Excerpt to read
__________
Otherwise, an interactive session is initiated. If more than one file
matches, a menu node is displayed listing the matches and allowing you
to select one. This menu node can be brought back at any time by
pressing C-x f. If there is only one match, info
starts as usual.
When used with the --index-search option, info
displays a menu of matching index entries (just as the
virtual-index
command does; see Index Commands).
The --node option cannot be used together with this option.
--apropos=string
-k string
Specify a string to search in every index of every Info file installed on your system. Info looks up the named string in all the indices it can find, prints the results to standard output, and then exits. If you are not sure which Info file explains certain issues, this option is your friend. (If your system has a lot of Info files installed, searching all of them might take some time!)
You can invoke the apropos command from inside Info; see Searching Commands.
--debug=number
-x number
Print additional debugging information. The argument specifies the verbosity level, so a higher level includes all the information from lower levels. For all available debugging output, use -x -1. Info version 6.7 has these levels:
1
Print information about file handling, such as looking for dir files and nodes written with ‘--output’.
2
Print operations relating to INFOPATH
.
3
Print information about node searching.
Debugging output goes to standard error.
__________
Recorded information
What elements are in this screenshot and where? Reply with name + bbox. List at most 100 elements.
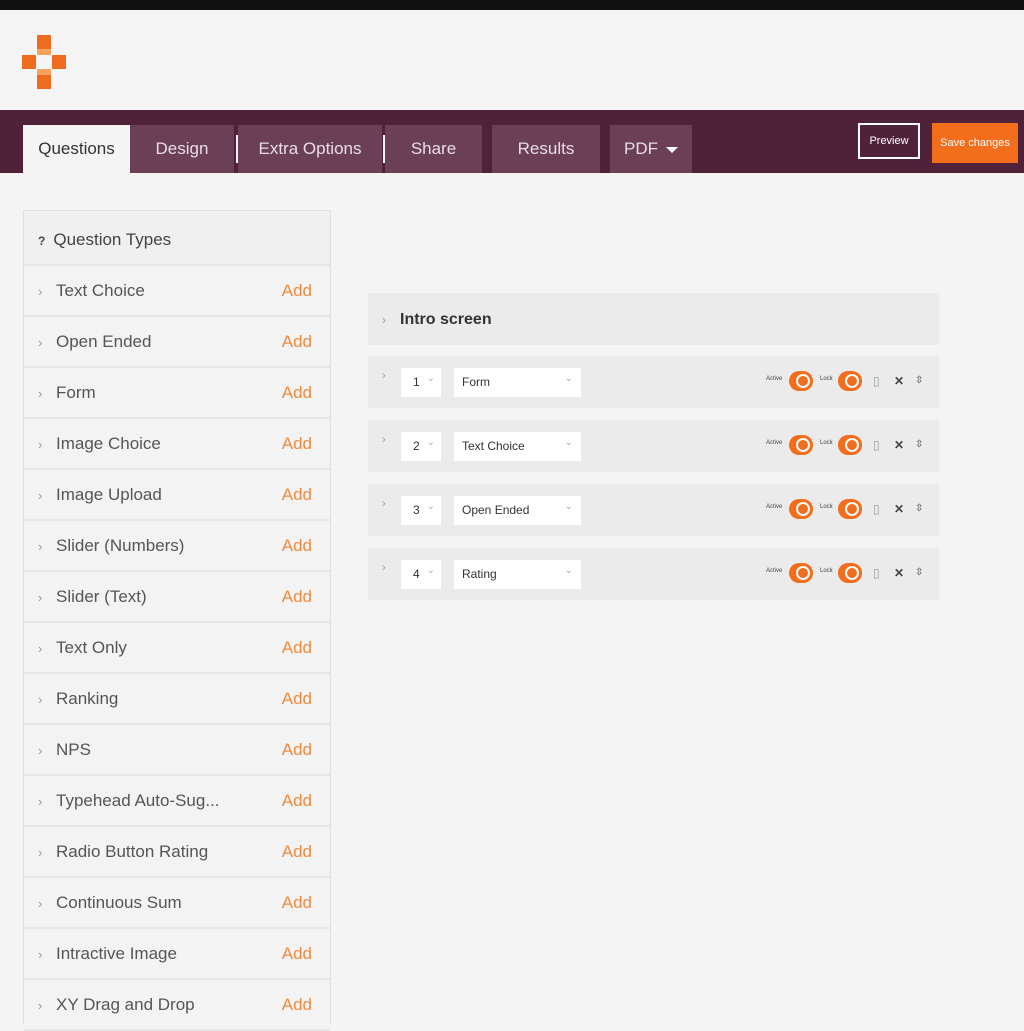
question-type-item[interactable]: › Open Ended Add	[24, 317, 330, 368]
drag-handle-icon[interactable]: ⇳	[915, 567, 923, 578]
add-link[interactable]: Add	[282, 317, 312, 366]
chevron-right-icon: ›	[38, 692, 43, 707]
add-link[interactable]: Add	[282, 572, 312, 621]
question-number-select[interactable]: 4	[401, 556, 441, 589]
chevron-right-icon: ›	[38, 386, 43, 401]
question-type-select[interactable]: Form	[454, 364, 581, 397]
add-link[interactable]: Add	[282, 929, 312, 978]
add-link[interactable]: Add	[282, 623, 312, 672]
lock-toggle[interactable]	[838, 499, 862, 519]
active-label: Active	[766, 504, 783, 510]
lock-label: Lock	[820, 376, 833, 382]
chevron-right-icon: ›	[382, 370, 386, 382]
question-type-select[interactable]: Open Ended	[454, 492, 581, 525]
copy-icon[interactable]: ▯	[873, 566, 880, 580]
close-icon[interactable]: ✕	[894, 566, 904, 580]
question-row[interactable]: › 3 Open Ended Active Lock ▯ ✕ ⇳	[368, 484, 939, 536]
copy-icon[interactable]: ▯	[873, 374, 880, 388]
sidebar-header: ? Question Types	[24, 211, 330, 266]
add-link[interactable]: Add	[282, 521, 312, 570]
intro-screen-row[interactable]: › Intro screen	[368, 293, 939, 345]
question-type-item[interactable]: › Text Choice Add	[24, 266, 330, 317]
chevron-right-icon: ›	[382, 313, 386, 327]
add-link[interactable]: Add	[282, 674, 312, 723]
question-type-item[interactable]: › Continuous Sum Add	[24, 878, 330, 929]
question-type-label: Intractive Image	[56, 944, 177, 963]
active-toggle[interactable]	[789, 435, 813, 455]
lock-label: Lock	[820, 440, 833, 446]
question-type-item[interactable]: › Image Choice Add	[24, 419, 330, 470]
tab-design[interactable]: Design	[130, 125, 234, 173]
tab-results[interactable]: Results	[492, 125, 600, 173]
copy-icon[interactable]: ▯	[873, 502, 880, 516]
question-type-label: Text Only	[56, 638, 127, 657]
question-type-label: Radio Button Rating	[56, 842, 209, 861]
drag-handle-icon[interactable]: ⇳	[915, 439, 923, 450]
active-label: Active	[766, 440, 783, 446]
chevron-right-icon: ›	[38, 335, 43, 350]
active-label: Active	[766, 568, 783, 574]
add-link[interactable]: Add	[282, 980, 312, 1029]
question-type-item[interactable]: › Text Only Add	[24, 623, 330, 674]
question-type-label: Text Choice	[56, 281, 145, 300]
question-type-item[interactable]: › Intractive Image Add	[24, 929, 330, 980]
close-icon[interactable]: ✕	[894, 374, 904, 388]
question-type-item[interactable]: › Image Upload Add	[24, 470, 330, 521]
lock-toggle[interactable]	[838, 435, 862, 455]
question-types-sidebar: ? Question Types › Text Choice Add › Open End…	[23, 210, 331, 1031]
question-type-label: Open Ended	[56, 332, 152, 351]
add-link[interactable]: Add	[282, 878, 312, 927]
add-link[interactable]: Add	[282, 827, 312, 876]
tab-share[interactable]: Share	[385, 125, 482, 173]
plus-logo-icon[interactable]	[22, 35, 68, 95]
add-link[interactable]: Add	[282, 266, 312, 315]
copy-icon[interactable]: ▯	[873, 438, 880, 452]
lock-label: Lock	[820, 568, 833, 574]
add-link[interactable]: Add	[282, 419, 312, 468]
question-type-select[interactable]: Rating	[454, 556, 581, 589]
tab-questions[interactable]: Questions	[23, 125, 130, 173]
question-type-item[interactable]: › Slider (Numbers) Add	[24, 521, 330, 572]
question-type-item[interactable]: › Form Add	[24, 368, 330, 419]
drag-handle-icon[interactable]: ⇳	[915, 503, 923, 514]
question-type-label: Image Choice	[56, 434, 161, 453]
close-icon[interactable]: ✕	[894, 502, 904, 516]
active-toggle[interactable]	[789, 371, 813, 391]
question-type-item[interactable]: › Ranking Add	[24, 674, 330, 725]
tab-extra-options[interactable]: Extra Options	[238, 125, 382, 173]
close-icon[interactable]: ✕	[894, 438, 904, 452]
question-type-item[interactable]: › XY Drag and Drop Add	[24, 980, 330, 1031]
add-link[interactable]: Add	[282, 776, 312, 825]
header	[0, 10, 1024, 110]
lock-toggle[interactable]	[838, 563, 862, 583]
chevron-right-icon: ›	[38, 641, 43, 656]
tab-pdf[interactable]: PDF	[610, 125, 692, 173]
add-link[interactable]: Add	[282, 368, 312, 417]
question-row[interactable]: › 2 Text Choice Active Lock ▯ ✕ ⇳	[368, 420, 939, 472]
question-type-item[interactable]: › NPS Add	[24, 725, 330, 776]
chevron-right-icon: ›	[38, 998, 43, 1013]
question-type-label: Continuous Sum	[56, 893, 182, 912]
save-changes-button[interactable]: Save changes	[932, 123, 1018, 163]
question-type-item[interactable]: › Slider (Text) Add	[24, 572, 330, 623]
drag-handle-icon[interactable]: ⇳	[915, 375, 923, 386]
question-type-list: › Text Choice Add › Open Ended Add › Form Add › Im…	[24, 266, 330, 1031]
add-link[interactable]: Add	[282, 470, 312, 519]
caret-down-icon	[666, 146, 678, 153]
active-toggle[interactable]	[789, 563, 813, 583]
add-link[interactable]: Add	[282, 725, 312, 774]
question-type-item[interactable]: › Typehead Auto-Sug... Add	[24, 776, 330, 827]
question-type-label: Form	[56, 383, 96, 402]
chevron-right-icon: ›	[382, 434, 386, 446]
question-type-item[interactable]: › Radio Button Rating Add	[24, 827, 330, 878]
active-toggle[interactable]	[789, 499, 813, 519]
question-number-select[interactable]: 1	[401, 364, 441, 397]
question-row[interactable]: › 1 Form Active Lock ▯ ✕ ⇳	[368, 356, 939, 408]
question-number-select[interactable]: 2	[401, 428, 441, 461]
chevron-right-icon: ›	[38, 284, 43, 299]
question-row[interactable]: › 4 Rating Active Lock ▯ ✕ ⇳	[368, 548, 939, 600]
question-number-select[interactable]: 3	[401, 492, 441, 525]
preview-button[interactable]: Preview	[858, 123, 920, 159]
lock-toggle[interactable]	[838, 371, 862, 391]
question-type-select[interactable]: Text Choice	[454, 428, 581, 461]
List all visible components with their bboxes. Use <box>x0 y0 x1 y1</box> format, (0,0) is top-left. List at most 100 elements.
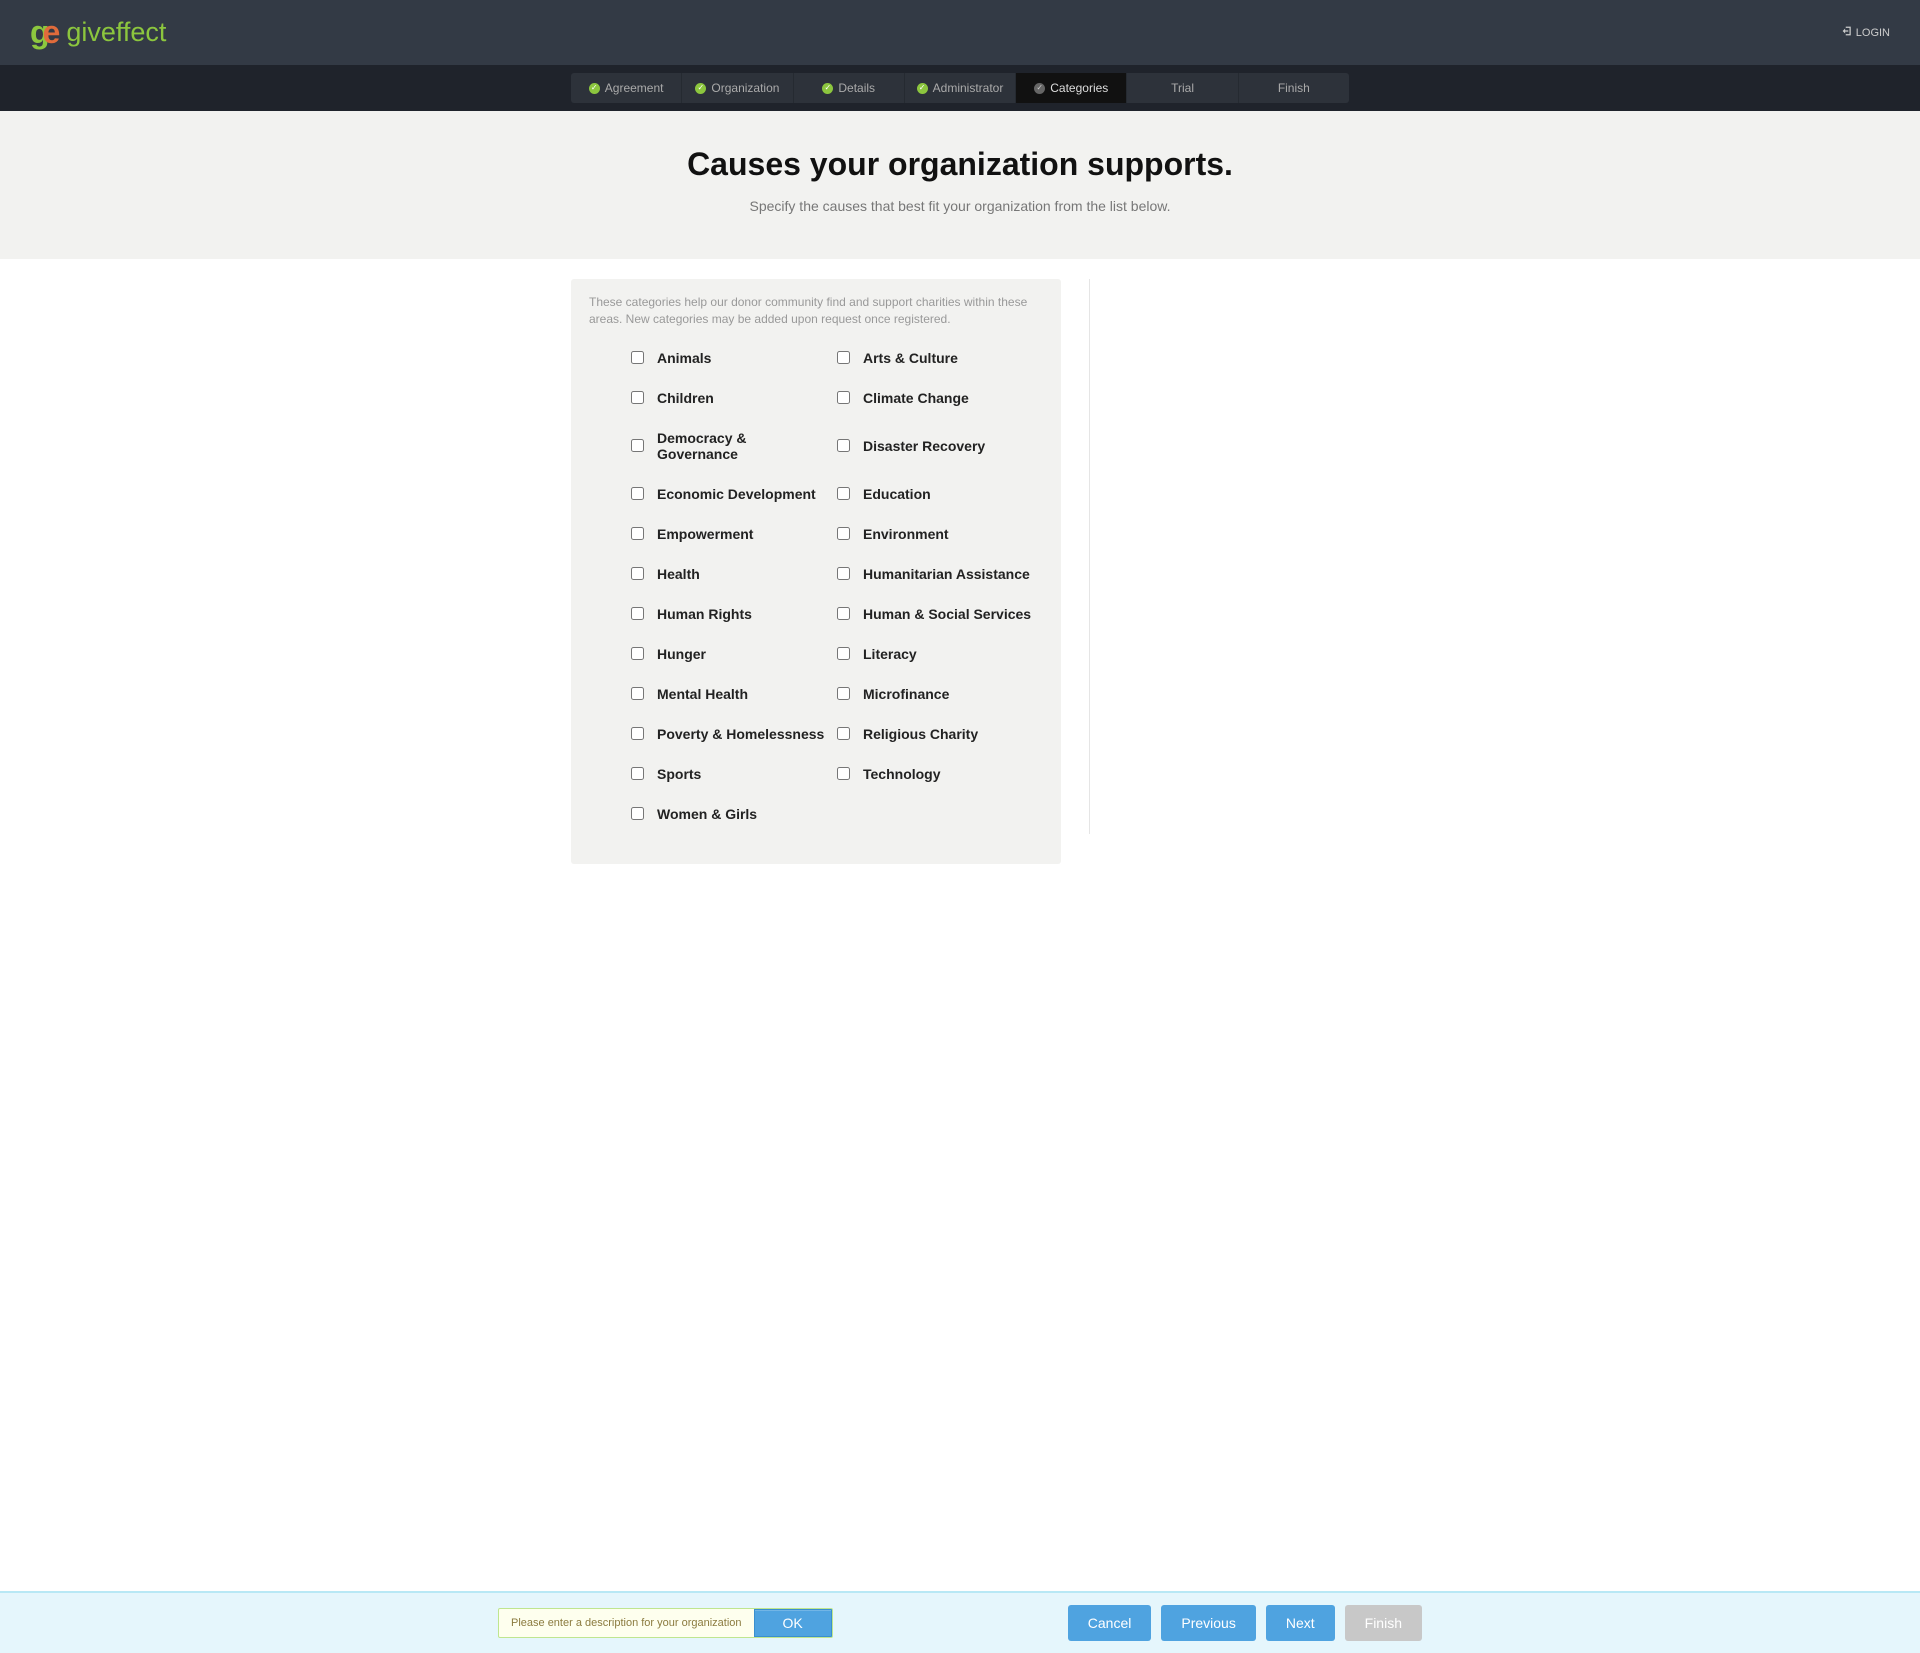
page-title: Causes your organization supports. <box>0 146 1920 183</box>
__________
Exercise directions
Please carry on the passage about Info's command-line options, starting right after its final sentence.

Exercise answer
--directory directory-path
-d directory-path
Add directory-path to the list of directory paths searched
when Info needs to find a file. You may issue --directory
multiple times; once for each directory which contains Info files,
or with a list of such directories separated by a colon (or semicolon
on MS-DOS/MS-Windows).
Directories specified in the environment variable INFOPATH
are added
to the directories specified with --directory
, if any. The value of
INFOPATH
is a list of directories usually separated by a colon;
on MS-DOS/MS-Windows systems, the semicolon is used. If the value of
INFOPATH
ends with a colon (or semicolon on MS-DOS/MS-Windows),
the initial list of directories is constructed by appending the
build-time default to the value of INFOPATH
.
If you do not define INFOPATH
, Info uses a default path defined
when Info was built as the initial list of directories.
Regardless of whether INFOPATH
is defined, the default
documentation directory defined when Info was built is added to the
search path. If you do not want this directory to be included, set
the infopath-no-defaults
variable to On
(see infopath-no-defaults).
If the list of directories contains the element PATH
, that
element is replaced by a list of directories derived from the value of
the environment variable PATH
. Each path element of the form
dir/base is replaced by dir/share/info
or
dir/info
, provided that directory exists.
--dribble=file
Specify a file where all user keystrokes will be recorded. This file can be used later to replay the same sequence of commands, see the ‘--restore’ option below.
--file manual
-f manual
Specify a particular manual to visit without looking its name up in any dir files.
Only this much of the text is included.